>> Start DATA EXTRACT
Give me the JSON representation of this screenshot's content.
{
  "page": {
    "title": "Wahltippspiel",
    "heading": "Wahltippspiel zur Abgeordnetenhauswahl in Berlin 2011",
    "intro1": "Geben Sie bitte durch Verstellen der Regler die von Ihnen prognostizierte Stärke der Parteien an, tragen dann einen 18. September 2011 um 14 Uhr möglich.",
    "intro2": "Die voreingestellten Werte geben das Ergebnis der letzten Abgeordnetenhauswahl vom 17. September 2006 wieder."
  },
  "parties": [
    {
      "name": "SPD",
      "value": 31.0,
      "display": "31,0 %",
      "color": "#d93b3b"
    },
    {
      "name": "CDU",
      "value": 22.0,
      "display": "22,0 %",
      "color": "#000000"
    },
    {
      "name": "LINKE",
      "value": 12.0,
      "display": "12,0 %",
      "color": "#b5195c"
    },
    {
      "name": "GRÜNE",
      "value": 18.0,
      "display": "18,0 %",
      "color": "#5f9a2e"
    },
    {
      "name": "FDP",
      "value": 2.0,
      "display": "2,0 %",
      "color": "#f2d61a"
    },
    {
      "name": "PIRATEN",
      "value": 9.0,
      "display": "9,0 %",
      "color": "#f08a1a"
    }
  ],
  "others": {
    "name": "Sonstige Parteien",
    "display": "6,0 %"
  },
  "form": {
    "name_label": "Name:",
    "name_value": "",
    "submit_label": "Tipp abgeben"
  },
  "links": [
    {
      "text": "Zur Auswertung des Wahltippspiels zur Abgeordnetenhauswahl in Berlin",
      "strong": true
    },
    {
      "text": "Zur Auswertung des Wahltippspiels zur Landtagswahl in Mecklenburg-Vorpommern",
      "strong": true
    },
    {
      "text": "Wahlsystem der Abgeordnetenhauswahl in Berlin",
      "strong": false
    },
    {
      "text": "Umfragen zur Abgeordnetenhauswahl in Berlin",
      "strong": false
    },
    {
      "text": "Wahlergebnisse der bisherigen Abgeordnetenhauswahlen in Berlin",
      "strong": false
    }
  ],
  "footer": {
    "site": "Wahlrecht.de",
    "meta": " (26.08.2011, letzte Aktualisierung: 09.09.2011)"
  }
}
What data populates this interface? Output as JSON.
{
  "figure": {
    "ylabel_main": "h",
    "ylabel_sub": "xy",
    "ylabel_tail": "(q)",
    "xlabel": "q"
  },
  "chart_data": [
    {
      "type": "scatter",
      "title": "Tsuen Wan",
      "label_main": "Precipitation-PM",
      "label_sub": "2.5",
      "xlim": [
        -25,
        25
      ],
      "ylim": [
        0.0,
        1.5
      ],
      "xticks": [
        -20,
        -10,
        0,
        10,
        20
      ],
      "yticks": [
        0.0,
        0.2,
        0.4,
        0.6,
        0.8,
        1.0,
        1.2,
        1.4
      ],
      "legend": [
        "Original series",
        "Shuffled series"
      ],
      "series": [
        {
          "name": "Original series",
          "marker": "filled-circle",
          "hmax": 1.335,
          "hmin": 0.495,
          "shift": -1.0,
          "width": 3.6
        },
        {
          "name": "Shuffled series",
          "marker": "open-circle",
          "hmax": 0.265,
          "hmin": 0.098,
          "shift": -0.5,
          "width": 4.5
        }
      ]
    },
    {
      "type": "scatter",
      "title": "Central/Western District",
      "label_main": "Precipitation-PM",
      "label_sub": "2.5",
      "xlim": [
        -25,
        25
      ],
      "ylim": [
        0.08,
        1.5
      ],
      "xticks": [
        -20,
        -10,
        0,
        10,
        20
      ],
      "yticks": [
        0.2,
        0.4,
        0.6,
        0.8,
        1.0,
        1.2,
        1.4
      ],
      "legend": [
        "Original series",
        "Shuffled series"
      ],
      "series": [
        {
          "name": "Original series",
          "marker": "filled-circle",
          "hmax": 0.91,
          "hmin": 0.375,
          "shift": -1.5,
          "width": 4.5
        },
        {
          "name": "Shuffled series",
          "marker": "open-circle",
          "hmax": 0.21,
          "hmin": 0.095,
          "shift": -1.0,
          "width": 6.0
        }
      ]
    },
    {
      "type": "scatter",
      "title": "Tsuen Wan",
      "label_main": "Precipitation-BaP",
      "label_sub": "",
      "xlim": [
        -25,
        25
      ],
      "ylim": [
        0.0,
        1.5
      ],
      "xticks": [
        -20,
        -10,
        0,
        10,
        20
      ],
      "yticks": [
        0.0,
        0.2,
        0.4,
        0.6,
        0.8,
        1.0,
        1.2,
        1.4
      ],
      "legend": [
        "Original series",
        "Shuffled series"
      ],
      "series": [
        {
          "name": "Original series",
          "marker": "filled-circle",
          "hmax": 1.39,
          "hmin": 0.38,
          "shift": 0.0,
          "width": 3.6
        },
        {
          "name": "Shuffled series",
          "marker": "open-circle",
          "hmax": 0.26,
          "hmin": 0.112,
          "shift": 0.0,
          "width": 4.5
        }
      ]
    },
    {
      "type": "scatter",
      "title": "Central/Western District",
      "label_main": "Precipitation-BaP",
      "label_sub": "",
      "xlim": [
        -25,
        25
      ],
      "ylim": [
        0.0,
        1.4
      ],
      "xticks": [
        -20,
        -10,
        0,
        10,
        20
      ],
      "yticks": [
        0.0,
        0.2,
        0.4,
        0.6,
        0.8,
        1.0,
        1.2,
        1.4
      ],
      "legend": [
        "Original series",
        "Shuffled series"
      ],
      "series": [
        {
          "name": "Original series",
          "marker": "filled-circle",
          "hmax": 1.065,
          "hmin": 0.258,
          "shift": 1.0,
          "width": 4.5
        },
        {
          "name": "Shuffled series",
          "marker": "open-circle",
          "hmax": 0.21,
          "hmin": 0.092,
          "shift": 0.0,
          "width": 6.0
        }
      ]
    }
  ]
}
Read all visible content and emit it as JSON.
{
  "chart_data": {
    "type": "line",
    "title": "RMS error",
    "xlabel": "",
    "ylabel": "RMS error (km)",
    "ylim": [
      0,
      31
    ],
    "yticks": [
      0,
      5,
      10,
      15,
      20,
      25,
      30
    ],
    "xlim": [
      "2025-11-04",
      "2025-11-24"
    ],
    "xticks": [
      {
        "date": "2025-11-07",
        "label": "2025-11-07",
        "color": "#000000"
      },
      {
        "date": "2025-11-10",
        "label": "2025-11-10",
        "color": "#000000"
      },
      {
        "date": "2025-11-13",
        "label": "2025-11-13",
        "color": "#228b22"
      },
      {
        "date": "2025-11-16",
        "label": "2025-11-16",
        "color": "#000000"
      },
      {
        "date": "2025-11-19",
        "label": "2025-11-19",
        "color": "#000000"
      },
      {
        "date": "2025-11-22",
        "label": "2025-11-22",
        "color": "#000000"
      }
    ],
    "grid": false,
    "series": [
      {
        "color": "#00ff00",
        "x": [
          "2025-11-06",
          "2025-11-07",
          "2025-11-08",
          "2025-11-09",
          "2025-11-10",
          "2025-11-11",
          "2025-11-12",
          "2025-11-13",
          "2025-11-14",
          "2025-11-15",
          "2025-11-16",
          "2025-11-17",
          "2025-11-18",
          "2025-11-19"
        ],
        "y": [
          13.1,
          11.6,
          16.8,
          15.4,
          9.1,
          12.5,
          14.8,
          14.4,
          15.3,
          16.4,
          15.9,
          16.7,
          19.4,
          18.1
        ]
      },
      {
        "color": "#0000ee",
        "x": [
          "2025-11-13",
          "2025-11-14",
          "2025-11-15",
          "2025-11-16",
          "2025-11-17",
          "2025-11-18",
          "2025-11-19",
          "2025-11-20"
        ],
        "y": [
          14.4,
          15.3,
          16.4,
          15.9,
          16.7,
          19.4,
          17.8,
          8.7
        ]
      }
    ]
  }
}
>> End DATA EXTRACT
_EXERCISE BRIEF_. Keep only the lines that hold the string "Wahltippspiels", and copy them out.

_TASK RESPONSE_.
      "text": "Zur Auswertung des Wahltippspiels zur Abgeordnetenhauswahl in Berlin",
      "text": "Zur Auswertung des Wahltippspiels zur Landtagswahl in Mecklenburg-Vorpommern",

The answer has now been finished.